Start DATA SUPPLIED
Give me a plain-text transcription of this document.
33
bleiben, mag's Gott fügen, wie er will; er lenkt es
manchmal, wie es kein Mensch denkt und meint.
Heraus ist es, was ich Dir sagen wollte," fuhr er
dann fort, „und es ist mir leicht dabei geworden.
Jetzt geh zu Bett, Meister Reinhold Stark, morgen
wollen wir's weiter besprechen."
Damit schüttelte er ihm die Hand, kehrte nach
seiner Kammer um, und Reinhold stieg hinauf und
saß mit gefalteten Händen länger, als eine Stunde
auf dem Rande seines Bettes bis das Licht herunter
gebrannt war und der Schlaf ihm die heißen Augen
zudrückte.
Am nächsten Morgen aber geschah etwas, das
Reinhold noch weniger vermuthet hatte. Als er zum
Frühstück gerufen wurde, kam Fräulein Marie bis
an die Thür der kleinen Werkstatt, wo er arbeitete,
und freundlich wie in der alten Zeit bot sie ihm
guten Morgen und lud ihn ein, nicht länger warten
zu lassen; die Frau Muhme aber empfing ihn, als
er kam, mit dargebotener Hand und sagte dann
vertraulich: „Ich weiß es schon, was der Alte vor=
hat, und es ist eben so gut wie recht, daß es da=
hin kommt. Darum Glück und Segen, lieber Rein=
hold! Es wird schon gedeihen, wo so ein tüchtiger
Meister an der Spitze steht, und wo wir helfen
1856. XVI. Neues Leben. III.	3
End DATA SUPPLIED
▶ _AIM OF THE TASK_
Copy out all of the records shown above exactly.

▶ _FULL RESPONSE_
Give me a plain-text transcription of this document.
33
bleiben, mag's Gott fügen, wie er will; er lenkt es
manchmal, wie es kein Mensch denkt und meint.
Heraus ist es, was ich Dir sagen wollte," fuhr er
dann fort, „und es ist mir leicht dabei geworden.
Jetzt geh zu Bett, Meister Reinhold Stark, morgen
wollen wir's weiter besprechen."
Damit schüttelte er ihm die Hand, kehrte nach
seiner Kammer um, und Reinhold stieg hinauf und
saß mit gefalteten Händen länger, als eine Stunde
auf dem Rande seines Bettes bis das Licht herunter
gebrannt war und der Schlaf ihm die heißen Augen
zudrückte.
Am nächsten Morgen aber geschah etwas, das
Reinhold noch weniger vermuthet hatte. Als er zum
Frühstück gerufen wurde, kam Fräulein Marie bis
an die Thür der kleinen Werkstatt, wo er arbeitete,
und freundlich wie in der alten Zeit bot sie ihm
guten Morgen und lud ihn ein, nicht länger warten
zu lassen; die Frau Muhme aber empfing ihn, als
er kam, mit dargebotener Hand und sagte dann
vertraulich: „Ich weiß es schon, was der Alte vor=
hat, und es ist eben so gut wie recht, daß es da=
hin kommt. Darum Glück und Segen, lieber Rein=
hold! Es wird schon gedeihen, wo so ein tüchtiger
Meister an der Spitze steht, und wo wir helfen
1856. XVI. Neues Leben. III.	3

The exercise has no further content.